Yapılacak İşler:
(1) Solun toplumla ilişkisini ele alan metne göre aşağıdaki ifadelerin her birinin doğru olup olmadığını evet veya hayır ile belirtiniz ve kararı belirleyen sözcükleri metinden aynen aktarınız: (a) Solcu, topluma onu anlamak amacıyla yaklaşır. (b) Sol, toplumla ilişki kurmayı sağlayan bir ideolojiye sahip olmadığı için bu bağı kuramamaktadır. (c) Türkiye'deki solda laiklik, bir kamusal alan düzenlemesi olarak kalır.
(2) Solun toplumla ilişkisini ele alan metni üç cümleyle özetleyiniz.

Metin Alıntısı:

● ● ● ●

Solun tarihi bize toplumla ilişki kurmak üzere heveslenen ama başarısız kalan eylemcileri örnek verirken, aslında solu aklar da... Toplum henüz yeterince bilinçlenmemiştir, doğanın yasalarını kavramakta acizdir... Dolayısıyla bir kerteden sonra toplumla ilişki kurmayan solcuyu da anlayışla karşılarız. Aslında ilişki kurmak isteyen ama toplumun zaafları nedeniyle ilişki kuramayan solculara sempati duyarız. Oysa bu yüzeysel durumun altında başka bir gerçeklik yatar: Sol toplumla ilişki kurmayı sağlayan bir ideolojiye sahip olmadığı için bu bağı kuramamaktadır. İdeoloji geçmişten geleceğe tüm gerçekliği kavradığı ölçüde, ideolojiye hakim olan solcu da 'bilen' durumundadır. Dolayısıyla toplumla ilişki aslında bir külfet, bir fedakarlıktır, çünkü solcuyu kendisinden daha az bilinçli birileri ile karşı karşıya getirir. Bunun anlamı solcunun topluma anlamak üzere değil, ne olduğu zaten belli olan toplumu kendi mensuplarına tanıtmak üzere yaklaşmasıdır. Kısacası sol toplumla ilişki kurmayı araçsallaştırdığı ölçüde, onunla ilişki kuramaz.
Otoriter zihniyet bu noktada net bir biçimde açığa çıkar: Solcu kişi kendisini sıradan insanlar karşısında kategorik bir üstünlük içinde bulur ve bu üstünlüğünün karşılığını siyaseten alma hakkına sahip olduğunu düşünür. Yabancılaşmayı kaçınılmaz kılan bu tutum, Türkiye'de ilave bir unsur sayesinde çok daha pekişmiş ve toplumdan kopukluğu vahim bir noktaya sürüklemiştir: Solcunun kendisini üstün görmesinin nedeni, gerekli zihinsel dönüşümü gerçekleştirmiş ve özgürleşmiş olduğuna inanmasıdır. Bu bağlamda laiklik bir kamusal alan düzenlemesi değil, kimlik üreten ve iktidar alanı yaratan bir nitelik haline gelir ve Türkiye'deki solun başlıca kurucu unsurlarından birini oluşturur. Hele sınıfsal açıdan geri olan toplumsal kesimlerin, bir de ayrıca zihniyet olarak geri olduğu teşhisi yapılmışsa solcunun toplumla ilişki kurmak için neredeyse hiçbir nedeni kalmaz. Bu geri kesimin çoğunluk olduğu bir ülkede solun topluma yabancılaşması ve marjinalleşmesi neredeyse bir 'kader' olarak algılanır ve bu durum mağduriyeti artırdığı gibi, apolitik konumda sıkışıp kalmış olmayı da 'bilimsel' olarak açıklar.

● ● ● ●

Veri Kesiti:
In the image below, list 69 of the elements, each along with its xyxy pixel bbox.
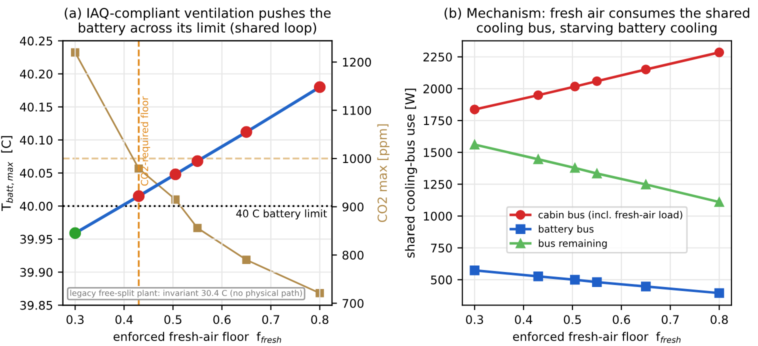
x-tick-label: 0.4 — [115, 315, 133, 324]
point — [570, 82, 580, 92]
ref-line-label: 40 C battery limit — [236, 209, 327, 220]
x-tick-label: 0.4 — [514, 315, 532, 324]
y-axis-title: T$_{batt,max}$ [C] — [1, 136, 14, 211]
legend-label: bus remaining — [538, 239, 607, 249]
y2-tick-label: 1000 — [343, 154, 371, 164]
y-tick-label: 39.95 — [20, 234, 52, 244]
y-tick-label: 2000 — [423, 84, 452, 94]
y-tick-label: 40.20 — [20, 70, 52, 79]
point — [533, 154, 544, 164]
y-tick-label: 39.90 — [20, 268, 52, 277]
x-axis-title: enforced fresh-air floor f$_{fresh}$ — [513, 332, 681, 343]
x-tick-label: 0.7 — [662, 315, 679, 324]
x-tick-label: 0.6 — [213, 315, 231, 324]
y-tick-label: 40.10 — [20, 136, 52, 145]
y2-tick-label: 700 — [342, 298, 364, 308]
x-tick-label: 0.5 — [164, 315, 182, 324]
point — [470, 140, 480, 150]
y-tick-label: 40.05 — [20, 168, 52, 178]
y-tick-label: 1750 — [424, 116, 452, 126]
ref-line-label: CO2-required floor — [140, 96, 150, 186]
point — [592, 168, 602, 178]
y-tick-label: 1250 — [424, 180, 452, 189]
x-tick-label: 0.6 — [612, 315, 630, 324]
x-tick-label: 0.3 — [466, 315, 484, 324]
x-tick-label: 0.8 — [311, 315, 328, 324]
y2-tick-label: 800 — [342, 250, 364, 260]
y-tick-label: 2250 — [423, 52, 452, 62]
point — [242, 256, 251, 264]
y-tick-label: 1500 — [424, 148, 452, 158]
y2-tick-label: 1100 — [343, 106, 371, 115]
point — [193, 224, 202, 232]
y-tick-label: 750 — [431, 244, 452, 253]
y-tick-label: 40.15 — [20, 102, 52, 112]
chart-title: (b) Mechanism: fresh air consumes the shared cooling bus, starving battery cooling — [444, 8, 750, 36]
point — [714, 197, 724, 207]
y-axis-title: shared cooling-bus use [W] — [404, 88, 418, 258]
x-tick-label: 0.7 — [262, 315, 280, 324]
point — [592, 76, 602, 86]
point — [533, 272, 544, 282]
x-tick-label: 0.3 — [66, 315, 84, 324]
point — [470, 266, 480, 276]
legend-label: cabin bus (incl. fresh-air load) — [538, 210, 682, 220]
point — [470, 104, 480, 114]
y2-tick-label: 900 — [342, 202, 364, 212]
y-tick-label: 39.85 — [20, 300, 52, 310]
chart-title: (a) IAQ-compliant ventilation pushes the battery across its limit (shared loop) — [64, 8, 331, 36]
y-tick-label: 40.25 — [20, 36, 52, 46]
y-tick-label: 500 — [431, 275, 452, 284]
annotation: legacy free-split plant: invariant 30.4 C (no physical path) — [70, 290, 302, 298]
point — [70, 48, 80, 57]
point — [640, 64, 651, 74]
point — [533, 90, 544, 100]
y-tick-label: 40.00 — [20, 202, 52, 211]
x-axis-title: enforced fresh-air floor f$_{fresh}$ — [114, 332, 282, 343]
y2-tick-label: 1200 — [343, 58, 371, 67]
point — [640, 282, 651, 292]
point — [570, 274, 580, 285]
x-tick-label: 0.5 — [564, 315, 581, 324]
y2-axis-title: CO2 max [ppm] — [377, 124, 390, 222]
point — [714, 48, 724, 58]
y-tick-label: 1000 — [424, 212, 452, 221]
x-tick-label: 0.8 — [710, 315, 728, 324]
point — [640, 180, 651, 190]
point — [714, 288, 724, 298]
point — [570, 163, 580, 173]
point — [592, 277, 602, 287]
legend-label: battery bus — [538, 225, 594, 235]
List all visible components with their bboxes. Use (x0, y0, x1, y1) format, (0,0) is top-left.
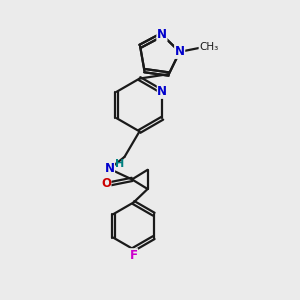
Text: H: H (116, 159, 124, 170)
Text: CH₃: CH₃ (199, 42, 218, 52)
Text: N: N (104, 162, 115, 176)
Text: F: F (130, 249, 137, 262)
Text: N: N (158, 85, 167, 98)
Text: O: O (101, 177, 111, 190)
Text: N: N (157, 28, 167, 41)
Text: N: N (175, 45, 185, 58)
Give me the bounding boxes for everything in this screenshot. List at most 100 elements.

● ● ● ●

Yanıtlar:
(1)
(a) Hayır: "Bunun anlamı solcunun topluma anlamak üzere değil, ne olduğu zaten belli olan toplumu kendi mensuplarına tanıtmak üzere yaklaşmasıdır."
(b) Evet: "Sol toplumla ilişki kurmayı sağlayan bir ideolojiye sahip olmadığı için bu bağı kuramamaktadır."
(c) Hayır: "Bu bağlamda laiklik bir kamusal alan düzenlemesi değil, kimlik üreten ve iktidar alanı yaratan bir nitelik haline gelir"

(2) Sol, toplumla ilişki kurmayı sağlayan bir ideolojiye sahip olmadığı ve bu ilişkiyi araçsallaştırdığı için toplumla bağ kuramamaktadır. Solcu, kendisini sıradan insanlar karşısında kategorik bir üstünlük içinde görür ve Türkiye'de bu tutum, zihinsel dönüşümü gerçekleştirip özgürleştiği inancıyla daha da pekişmiştir. Bu bağlamda laiklik kimlik üreten bir niteliğe dönüşür ve geri kesimin çoğunluk olduğu bir ülkede solun topluma yabancılaşması neredeyse bir "kader" olarak algılanır.